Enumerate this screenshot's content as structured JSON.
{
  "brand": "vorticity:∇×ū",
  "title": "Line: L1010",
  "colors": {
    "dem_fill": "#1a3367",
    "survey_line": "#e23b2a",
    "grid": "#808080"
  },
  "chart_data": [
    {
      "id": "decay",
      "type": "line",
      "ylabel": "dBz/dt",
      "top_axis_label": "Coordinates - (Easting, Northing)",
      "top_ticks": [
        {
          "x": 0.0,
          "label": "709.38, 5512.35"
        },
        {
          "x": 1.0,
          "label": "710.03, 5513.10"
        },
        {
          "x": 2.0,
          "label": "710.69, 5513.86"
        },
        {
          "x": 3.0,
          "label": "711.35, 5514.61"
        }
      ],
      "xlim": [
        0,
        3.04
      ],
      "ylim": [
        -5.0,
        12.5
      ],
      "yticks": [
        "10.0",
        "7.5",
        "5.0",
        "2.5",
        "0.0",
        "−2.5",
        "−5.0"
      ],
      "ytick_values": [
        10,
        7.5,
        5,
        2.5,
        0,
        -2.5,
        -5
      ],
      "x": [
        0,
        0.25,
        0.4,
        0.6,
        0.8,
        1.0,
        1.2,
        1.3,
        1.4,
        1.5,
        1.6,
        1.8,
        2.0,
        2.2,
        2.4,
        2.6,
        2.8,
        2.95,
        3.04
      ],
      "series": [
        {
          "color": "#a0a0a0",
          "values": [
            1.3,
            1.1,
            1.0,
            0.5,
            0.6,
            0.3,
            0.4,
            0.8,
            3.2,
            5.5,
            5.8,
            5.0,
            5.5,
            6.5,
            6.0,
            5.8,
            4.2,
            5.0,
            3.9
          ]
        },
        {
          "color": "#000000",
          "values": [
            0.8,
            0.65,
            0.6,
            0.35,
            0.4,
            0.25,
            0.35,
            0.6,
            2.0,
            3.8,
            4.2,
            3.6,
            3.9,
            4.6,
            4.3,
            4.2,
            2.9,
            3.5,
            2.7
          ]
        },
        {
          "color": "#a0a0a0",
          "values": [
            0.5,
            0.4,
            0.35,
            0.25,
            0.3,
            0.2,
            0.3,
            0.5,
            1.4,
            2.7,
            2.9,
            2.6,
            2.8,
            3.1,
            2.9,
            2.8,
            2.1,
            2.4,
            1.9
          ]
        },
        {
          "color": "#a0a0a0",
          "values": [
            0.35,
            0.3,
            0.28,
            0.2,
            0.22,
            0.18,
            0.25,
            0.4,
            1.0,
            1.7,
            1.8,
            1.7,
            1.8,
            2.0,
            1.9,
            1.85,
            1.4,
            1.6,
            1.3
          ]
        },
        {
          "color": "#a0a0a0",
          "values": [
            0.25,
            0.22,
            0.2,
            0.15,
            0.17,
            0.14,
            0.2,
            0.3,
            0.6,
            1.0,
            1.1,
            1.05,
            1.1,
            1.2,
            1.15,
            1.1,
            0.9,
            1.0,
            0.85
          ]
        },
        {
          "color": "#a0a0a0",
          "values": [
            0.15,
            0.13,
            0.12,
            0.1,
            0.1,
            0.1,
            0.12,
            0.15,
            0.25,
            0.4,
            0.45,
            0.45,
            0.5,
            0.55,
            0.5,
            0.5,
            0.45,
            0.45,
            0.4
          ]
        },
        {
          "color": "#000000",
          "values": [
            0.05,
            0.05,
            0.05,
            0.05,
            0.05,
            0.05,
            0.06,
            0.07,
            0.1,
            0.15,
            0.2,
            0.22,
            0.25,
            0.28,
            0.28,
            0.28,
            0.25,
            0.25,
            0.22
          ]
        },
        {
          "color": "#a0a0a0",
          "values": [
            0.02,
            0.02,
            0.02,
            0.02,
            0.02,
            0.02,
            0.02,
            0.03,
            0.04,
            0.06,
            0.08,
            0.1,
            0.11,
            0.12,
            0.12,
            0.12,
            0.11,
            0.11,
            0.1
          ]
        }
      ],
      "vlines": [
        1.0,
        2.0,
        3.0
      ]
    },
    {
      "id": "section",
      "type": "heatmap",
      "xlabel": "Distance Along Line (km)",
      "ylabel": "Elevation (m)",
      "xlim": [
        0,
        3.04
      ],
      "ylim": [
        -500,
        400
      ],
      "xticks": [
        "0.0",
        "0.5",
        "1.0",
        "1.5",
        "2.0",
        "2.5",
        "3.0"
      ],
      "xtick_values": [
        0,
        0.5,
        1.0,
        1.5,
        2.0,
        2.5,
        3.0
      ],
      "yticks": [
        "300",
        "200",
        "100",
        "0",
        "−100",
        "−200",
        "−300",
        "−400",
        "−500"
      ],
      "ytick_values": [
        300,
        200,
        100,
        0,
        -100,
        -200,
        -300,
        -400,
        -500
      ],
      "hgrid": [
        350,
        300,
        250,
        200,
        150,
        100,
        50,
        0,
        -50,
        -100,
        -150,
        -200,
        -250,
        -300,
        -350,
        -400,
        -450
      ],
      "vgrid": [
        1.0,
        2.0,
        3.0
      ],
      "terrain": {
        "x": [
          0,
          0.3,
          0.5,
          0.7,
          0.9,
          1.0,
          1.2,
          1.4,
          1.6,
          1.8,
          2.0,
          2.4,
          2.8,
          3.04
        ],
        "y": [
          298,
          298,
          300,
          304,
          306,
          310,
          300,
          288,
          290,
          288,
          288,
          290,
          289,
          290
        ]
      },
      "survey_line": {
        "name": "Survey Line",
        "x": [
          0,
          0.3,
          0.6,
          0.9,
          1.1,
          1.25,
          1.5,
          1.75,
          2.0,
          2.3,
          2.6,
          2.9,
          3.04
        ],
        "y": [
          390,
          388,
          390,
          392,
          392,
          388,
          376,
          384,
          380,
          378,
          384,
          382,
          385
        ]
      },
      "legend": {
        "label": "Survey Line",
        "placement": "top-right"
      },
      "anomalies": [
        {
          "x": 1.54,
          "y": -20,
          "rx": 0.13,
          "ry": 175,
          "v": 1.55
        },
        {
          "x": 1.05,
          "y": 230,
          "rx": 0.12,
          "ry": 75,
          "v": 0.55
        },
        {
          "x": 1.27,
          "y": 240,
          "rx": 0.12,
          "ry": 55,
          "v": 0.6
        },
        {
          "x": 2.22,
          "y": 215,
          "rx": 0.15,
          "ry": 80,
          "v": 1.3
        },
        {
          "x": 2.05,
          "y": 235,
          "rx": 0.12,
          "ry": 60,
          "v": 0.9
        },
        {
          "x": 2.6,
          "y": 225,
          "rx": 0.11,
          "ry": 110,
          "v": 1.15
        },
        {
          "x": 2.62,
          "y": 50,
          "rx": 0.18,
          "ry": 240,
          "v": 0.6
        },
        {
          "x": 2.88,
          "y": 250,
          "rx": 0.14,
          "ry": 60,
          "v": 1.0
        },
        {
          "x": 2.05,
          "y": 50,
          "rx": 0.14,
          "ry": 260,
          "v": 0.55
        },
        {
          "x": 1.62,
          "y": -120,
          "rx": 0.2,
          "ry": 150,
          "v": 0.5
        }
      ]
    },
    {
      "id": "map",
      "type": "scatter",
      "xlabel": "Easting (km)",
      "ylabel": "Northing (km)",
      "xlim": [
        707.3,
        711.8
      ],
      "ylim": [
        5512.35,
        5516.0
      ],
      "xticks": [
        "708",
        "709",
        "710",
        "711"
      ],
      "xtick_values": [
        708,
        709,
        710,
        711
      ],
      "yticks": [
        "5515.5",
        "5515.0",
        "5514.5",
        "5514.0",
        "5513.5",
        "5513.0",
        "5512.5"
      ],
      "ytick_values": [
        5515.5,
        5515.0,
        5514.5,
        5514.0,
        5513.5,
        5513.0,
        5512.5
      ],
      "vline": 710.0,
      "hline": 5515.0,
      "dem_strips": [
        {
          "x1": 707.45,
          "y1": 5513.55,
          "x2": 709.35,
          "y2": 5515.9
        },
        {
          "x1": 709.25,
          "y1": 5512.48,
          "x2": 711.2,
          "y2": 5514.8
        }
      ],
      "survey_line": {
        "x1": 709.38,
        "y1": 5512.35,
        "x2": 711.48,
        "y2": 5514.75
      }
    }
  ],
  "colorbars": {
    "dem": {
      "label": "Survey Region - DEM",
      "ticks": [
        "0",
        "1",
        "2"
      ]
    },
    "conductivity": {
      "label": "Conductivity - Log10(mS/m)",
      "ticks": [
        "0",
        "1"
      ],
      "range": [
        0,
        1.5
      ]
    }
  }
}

- CHALLENGE:
Copy out the lines in which the string "type" appears.

- TASK OUTPUT:
      "type": "line",
      "type": "heatmap",
      "type": "scatter",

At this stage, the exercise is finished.